■ Short problem:
All entries below are to be set down again, identical to the source.
-=-=-=-=-
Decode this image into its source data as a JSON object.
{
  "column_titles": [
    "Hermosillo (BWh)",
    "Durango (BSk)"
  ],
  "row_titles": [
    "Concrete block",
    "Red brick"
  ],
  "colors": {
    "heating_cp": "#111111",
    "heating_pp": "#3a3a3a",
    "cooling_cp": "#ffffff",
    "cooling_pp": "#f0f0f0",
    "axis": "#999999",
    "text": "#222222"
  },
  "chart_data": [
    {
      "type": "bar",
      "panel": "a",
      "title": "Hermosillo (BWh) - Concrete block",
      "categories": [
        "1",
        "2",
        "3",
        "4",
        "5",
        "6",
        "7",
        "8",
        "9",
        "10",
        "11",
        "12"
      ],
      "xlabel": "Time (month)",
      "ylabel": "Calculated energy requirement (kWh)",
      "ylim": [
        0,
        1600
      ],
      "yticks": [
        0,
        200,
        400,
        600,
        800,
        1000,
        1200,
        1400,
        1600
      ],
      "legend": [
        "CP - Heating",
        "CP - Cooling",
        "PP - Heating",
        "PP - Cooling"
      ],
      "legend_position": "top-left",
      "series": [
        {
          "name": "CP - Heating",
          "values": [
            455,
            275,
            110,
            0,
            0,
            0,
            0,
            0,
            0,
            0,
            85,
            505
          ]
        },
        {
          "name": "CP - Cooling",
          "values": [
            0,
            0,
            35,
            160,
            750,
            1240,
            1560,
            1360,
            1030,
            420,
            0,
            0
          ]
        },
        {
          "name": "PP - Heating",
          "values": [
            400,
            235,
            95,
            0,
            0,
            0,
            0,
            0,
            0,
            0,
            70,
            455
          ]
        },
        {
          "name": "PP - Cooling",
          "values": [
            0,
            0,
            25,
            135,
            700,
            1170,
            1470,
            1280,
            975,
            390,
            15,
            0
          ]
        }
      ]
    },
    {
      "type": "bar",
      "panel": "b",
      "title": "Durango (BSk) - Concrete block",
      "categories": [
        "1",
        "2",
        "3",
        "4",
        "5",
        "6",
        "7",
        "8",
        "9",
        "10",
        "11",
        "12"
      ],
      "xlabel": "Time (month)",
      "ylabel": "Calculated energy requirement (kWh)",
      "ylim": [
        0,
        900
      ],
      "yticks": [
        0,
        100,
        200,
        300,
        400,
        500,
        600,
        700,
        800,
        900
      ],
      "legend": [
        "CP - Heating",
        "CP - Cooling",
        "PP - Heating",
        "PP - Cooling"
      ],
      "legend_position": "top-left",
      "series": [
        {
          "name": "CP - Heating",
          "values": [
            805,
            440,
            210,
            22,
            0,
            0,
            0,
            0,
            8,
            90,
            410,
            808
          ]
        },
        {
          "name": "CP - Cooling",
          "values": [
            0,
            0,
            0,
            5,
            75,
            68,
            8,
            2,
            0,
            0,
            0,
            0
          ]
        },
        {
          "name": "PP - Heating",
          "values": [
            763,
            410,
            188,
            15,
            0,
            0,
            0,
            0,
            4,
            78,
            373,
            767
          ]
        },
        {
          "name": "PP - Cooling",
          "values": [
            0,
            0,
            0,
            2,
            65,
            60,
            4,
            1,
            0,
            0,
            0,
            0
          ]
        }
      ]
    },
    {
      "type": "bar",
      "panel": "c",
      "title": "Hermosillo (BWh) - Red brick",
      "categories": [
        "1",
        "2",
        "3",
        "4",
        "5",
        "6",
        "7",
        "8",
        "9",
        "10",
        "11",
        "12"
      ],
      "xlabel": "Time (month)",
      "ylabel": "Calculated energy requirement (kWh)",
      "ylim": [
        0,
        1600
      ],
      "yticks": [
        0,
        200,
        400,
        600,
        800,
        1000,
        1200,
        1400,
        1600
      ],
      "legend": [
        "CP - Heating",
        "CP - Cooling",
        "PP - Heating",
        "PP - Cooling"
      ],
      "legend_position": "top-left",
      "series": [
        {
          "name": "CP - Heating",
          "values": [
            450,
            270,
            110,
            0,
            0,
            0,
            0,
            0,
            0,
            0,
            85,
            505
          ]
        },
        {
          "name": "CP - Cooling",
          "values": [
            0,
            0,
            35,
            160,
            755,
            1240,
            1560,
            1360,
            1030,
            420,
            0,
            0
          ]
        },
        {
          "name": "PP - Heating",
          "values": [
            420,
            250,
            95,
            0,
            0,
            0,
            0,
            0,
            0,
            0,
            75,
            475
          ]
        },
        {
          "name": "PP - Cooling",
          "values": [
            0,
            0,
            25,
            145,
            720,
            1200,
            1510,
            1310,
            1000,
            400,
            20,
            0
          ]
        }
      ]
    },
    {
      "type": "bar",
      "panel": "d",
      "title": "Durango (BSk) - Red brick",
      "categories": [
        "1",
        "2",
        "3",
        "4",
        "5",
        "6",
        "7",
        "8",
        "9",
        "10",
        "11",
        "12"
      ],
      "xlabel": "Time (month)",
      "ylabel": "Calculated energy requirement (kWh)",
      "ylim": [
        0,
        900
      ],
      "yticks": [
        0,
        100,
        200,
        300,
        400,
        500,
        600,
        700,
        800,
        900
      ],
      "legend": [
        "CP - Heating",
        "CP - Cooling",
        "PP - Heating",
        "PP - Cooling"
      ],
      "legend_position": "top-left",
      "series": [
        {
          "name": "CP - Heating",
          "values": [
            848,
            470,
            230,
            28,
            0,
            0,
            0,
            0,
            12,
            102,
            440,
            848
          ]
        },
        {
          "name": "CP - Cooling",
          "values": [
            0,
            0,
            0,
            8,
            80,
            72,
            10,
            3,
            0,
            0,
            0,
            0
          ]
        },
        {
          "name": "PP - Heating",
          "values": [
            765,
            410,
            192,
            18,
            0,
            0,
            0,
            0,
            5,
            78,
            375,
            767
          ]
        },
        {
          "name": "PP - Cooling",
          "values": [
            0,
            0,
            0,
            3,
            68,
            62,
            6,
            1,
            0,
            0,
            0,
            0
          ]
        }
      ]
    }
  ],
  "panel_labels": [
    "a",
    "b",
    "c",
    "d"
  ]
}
-=-=-=-=-
■ Correct response:
Decode this image into its source data as a JSON object.
{
  "column_titles": [
    "Hermosillo (BWh)",
    "Durango (BSk)"
  ],
  "row_titles": [
    "Concrete block",
    "Red brick"
  ],
  "colors": {
    "heating_cp": "#111111",
    "heating_pp": "#3a3a3a",
    "cooling_cp": "#ffffff",
    "cooling_pp": "#f0f0f0",
    "axis": "#999999",
    "text": "#222222"
  },
  "chart_data": [
    {
      "type": "bar",
      "panel": "a",
      "title": "Hermosillo (BWh) - Concrete block",
      "categories": [
        "1",
        "2",
        "3",
        "4",
        "5",
        "6",
        "7",
        "8",
        "9",
        "10",
        "11",
        "12"
      ],
      "xlabel": "Time (month)",
      "ylabel": "Calculated energy requirement (kWh)",
      "ylim": [
        0,
        1600
      ],
      "yticks": [
        0,
        200,
        400,
        600,
        800,
        1000,
        1200,
        1400,
        1600
      ],
      "legend": [
        "CP - Heating",
        "CP - Cooling",
        "PP - Heating",
        "PP - Cooling"
      ],
      "legend_position": "top-left",
      "series": [
        {
          "name": "CP - Heating",
          "values": [
            455,
            275,
            110,
            0,
            0,
            0,
            0,
            0,
            0,
            0,
            85,
            505
          ]
        },
        {
          "name": "CP - Cooling",
          "values": [
            0,
            0,
            35,
            160,
            750,
            1240,
            1560,
            1360,
            1030,
            420,
            0,
            0
          ]
        },
        {
          "name": "PP - Heating",
          "values": [
            400,
            235,
            95,
            0,
            0,
            0,
            0,
            0,
            0,
            0,
            70,
            455
          ]
        },
        {
          "name": "PP - Cooling",
          "values": [
            0,
            0,
            25,
            135,
            700,
            1170,
            1470,
            1280,
            975,
            390,
            15,
            0
          ]
        }
      ]
    },
    {
      "type": "bar",
      "panel": "b",
      "title": "Durango (BSk) - Concrete block",
      "categories": [
        "1",
        "2",
        "3",
        "4",
        "5",
        "6",
        "7",
        "8",
        "9",
        "10",
        "11",
        "12"
      ],
      "xlabel": "Time (month)",
      "ylabel": "Calculated energy requirement (kWh)",
      "ylim": [
        0,
        900
      ],
      "yticks": [
        0,
        100,
        200,
        300,
        400,
        500,
        600,
        700,
        800,
        900
      ],
      "legend": [
        "CP - Heating",
        "CP - Cooling",
        "PP - Heating",
        "PP - Cooling"
      ],
      "legend_position": "top-left",
      "series": [
        {
          "name": "CP - Heating",
          "values": [
            805,
            440,
            210,
            22,
            0,
            0,
            0,
            0,
            8,
            90,
            410,
            808
          ]
        },
        {
          "name": "CP - Cooling",
          "values": [
            0,
            0,
            0,
            5,
            75,
            68,
            8,
            2,
            0,
            0,
            0,
            0
          ]
        },
        {
          "name": "PP - Heating",
          "values": [
            763,
            410,
            188,
            15,
            0,
            0,
            0,
            0,
            4,
            78,
            373,
            767
          ]
        },
        {
          "name": "PP - Cooling",
          "values": [
            0,
            0,
            0,
            2,
            65,
            60,
            4,
            1,
            0,
            0,
            0,
            0
          ]
        }
      ]
    },
    {
      "type": "bar",
      "panel": "c",
      "title": "Hermosillo (BWh) - Red brick",
      "categories": [
        "1",
        "2",
        "3",
        "4",
        "5",
        "6",
        "7",
        "8",
        "9",
        "10",
        "11",
        "12"
      ],
      "xlabel": "Time (month)",
      "ylabel": "Calculated energy requirement (kWh)",
      "ylim": [
        0,
        1600
      ],
      "yticks": [
        0,
        200,
        400,
        600,
        800,
        1000,
        1200,
        1400,
        1600
      ],
      "legend": [
        "CP - Heating",
        "CP - Cooling",
        "PP - Heating",
        "PP - Cooling"
      ],
      "legend_position": "top-left",
      "series": [
        {
          "name": "CP - Heating",
          "values": [
            450,
            270,
            110,
            0,
            0,
            0,
            0,
            0,
            0,
            0,
            85,
            505
          ]
        },
        {
          "name": "CP - Cooling",
          "values": [
            0,
            0,
            35,
            160,
            755,
            1240,
            1560,
            1360,
            1030,
            420,
            0,
            0
          ]
        },
        {
          "name": "PP - Heating",
          "values": [
            420,
            250,
            95,
            0,
            0,
            0,
            0,
            0,
            0,
            0,
            75,
            475
          ]
        },
        {
          "name": "PP - Cooling",
          "values": [
            0,
            0,
            25,
            145,
            720,
            1200,
            1510,
            1310,
            1000,
            400,
            20,
            0
          ]
        }
      ]
    },
    {
      "type": "bar",
      "panel": "d",
      "title": "Durango (BSk) - Red brick",
      "categories": [
        "1",
        "2",
        "3",
        "4",
        "5",
        "6",
        "7",
        "8",
        "9",
        "10",
        "11",
        "12"
      ],
      "xlabel": "Time (month)",
      "ylabel": "Calculated energy requirement (kWh)",
      "ylim": [
        0,
        900
      ],
      "yticks": [
        0,
        100,
        200,
        300,
        400,
        500,
        600,
        700,
        800,
        900
      ],
      "legend": [
        "CP - Heating",
        "CP - Cooling",
        "PP - Heating",
        "PP - Cooling"
      ],
      "legend_position": "top-left",
      "series": [
        {
          "name": "CP - Heating",
          "values": [
            848,
            470,
            230,
            28,
            0,
            0,
            0,
            0,
            12,
            102,
            440,
            848
          ]
        },
        {
          "name": "CP - Cooling",
          "values": [
            0,
            0,
            0,
            8,
            80,
            72,
            10,
            3,
            0,
            0,
            0,
            0
          ]
        },
        {
          "name": "PP - Heating",
          "values": [
            765,
            410,
            192,
            18,
            0,
            0,
            0,
            0,
            5,
            78,
            375,
            767
          ]
        },
        {
          "name": "PP - Cooling",
          "values": [
            0,
            0,
            0,
            3,
            68,
            62,
            6,
            1,
            0,
            0,
            0,
            0
          ]
        }
      ]
    }
  ],
  "panel_labels": [
    "a",
    "b",
    "c",
    "d"
  ]
}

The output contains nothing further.